TO BE DONE:
Print, exactly and completely, every entry in the data.

Dataset excerpt:

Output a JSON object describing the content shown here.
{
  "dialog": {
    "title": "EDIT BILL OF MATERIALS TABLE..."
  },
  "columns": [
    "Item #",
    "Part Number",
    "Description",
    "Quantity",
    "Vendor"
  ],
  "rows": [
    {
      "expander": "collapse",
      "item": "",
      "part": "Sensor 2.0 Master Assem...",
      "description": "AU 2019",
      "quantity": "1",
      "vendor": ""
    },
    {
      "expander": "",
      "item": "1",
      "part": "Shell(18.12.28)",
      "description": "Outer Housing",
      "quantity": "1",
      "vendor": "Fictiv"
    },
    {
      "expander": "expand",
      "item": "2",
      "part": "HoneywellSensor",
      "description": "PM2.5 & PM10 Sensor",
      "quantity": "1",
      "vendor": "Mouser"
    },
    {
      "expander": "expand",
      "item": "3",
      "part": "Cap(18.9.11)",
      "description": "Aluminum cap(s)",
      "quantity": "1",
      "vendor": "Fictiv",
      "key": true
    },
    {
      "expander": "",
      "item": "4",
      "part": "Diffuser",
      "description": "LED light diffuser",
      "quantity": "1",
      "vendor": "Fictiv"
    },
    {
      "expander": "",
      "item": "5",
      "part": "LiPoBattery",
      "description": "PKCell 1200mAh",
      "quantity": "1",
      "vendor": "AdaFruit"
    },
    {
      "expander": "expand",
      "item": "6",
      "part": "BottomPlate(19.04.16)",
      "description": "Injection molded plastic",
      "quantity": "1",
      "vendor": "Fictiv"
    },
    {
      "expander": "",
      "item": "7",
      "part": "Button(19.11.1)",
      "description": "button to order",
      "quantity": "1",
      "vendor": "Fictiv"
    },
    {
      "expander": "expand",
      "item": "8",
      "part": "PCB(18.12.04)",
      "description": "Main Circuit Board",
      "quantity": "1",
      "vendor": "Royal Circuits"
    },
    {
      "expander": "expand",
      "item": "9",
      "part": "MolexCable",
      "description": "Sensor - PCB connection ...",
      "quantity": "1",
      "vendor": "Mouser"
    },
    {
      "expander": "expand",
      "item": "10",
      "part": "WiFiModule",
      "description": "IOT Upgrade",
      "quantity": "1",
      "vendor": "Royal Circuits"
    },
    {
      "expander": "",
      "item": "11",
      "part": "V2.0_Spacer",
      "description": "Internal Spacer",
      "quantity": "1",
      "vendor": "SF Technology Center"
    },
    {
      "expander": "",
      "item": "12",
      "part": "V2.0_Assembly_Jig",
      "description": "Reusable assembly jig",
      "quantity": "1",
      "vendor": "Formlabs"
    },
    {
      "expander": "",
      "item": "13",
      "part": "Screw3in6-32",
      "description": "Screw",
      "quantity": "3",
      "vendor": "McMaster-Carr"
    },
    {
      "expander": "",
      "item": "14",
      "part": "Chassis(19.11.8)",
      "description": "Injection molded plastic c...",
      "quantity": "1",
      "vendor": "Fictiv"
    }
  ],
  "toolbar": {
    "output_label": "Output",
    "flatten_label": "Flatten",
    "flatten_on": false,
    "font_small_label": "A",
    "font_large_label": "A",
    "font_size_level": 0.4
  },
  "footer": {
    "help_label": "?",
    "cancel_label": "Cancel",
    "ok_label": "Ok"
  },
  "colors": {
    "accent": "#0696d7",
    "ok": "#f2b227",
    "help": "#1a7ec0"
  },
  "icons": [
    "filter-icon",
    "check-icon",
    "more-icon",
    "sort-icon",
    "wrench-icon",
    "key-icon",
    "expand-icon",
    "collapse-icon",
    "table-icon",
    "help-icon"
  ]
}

EXERCISE ANSWER:
Output a JSON object describing the content shown here.
{
  "dialog": {
    "title": "EDIT BILL OF MATERIALS TABLE..."
  },
  "columns": [
    "Item #",
    "Part Number",
    "Description",
    "Quantity",
    "Vendor"
  ],
  "rows": [
    {
      "expander": "collapse",
      "item": "",
      "part": "Sensor 2.0 Master Assem...",
      "description": "AU 2019",
      "quantity": "1",
      "vendor": ""
    },
    {
      "expander": "",
      "item": "1",
      "part": "Shell(18.12.28)",
      "description": "Outer Housing",
      "quantity": "1",
      "vendor": "Fictiv"
    },
    {
      "expander": "expand",
      "item": "2",
      "part": "HoneywellSensor",
      "description": "PM2.5 & PM10 Sensor",
      "quantity": "1",
      "vendor": "Mouser"
    },
    {
      "expander": "expand",
      "item": "3",
      "part": "Cap(18.9.11)",
      "description": "Aluminum cap(s)",
      "quantity": "1",
      "vendor": "Fictiv",
      "key": true
    },
    {
      "expander": "",
      "item": "4",
      "part": "Diffuser",
      "description": "LED light diffuser",
      "quantity": "1",
      "vendor": "Fictiv"
    },
    {
      "expander": "",
      "item": "5",
      "part": "LiPoBattery",
      "description": "PKCell 1200mAh",
      "quantity": "1",
      "vendor": "AdaFruit"
    },
    {
      "expander": "expand",
      "item": "6",
      "part": "BottomPlate(19.04.16)",
      "description": "Injection molded plastic",
      "quantity": "1",
      "vendor": "Fictiv"
    },
    {
      "expander": "",
      "item": "7",
      "part": "Button(19.11.1)",
      "description": "button to order",
      "quantity": "1",
      "vendor": "Fictiv"
    },
    {
      "expander": "expand",
      "item": "8",
      "part": "PCB(18.12.04)",
      "description": "Main Circuit Board",
      "quantity": "1",
      "vendor": "Royal Circuits"
    },
    {
      "expander": "expand",
      "item": "9",
      "part": "MolexCable",
      "description": "Sensor - PCB connection ...",
      "quantity": "1",
      "vendor": "Mouser"
    },
    {
      "expander": "expand",
      "item": "10",
      "part": "WiFiModule",
      "description": "IOT Upgrade",
      "quantity": "1",
      "vendor": "Royal Circuits"
    },
    {
      "expander": "",
      "item": "11",
      "part": "V2.0_Spacer",
      "description": "Internal Spacer",
      "quantity": "1",
      "vendor": "SF Technology Center"
    },
    {
      "expander": "",
      "item": "12",
      "part": "V2.0_Assembly_Jig",
      "description": "Reusable assembly jig",
      "quantity": "1",
      "vendor": "Formlabs"
    },
    {
      "expander": "",
      "item": "13",
      "part": "Screw3in6-32",
      "description": "Screw",
      "quantity": "3",
      "vendor": "McMaster-Carr"
    },
    {
      "expander": "",
      "item": "14",
      "part": "Chassis(19.11.8)",
      "description": "Injection molded plastic c...",
      "quantity": "1",
      "vendor": "Fictiv"
    }
  ],
  "toolbar": {
    "output_label": "Output",
    "flatten_label": "Flatten",
    "flatten_on": false,
    "font_small_label": "A",
    "font_large_label": "A",
    "font_size_level": 0.4
  },
  "footer": {
    "help_label": "?",
    "cancel_label": "Cancel",
    "ok_label": "Ok"
  },
  "colors": {
    "accent": "#0696d7",
    "ok": "#f2b227",
    "help": "#1a7ec0"
  },
  "icons": [
    "filter-icon",
    "check-icon",
    "more-icon",
    "sort-icon",
    "wrench-icon",
    "key-icon",
    "expand-icon",
    "collapse-icon",
    "table-icon",
    "help-icon"
  ]
}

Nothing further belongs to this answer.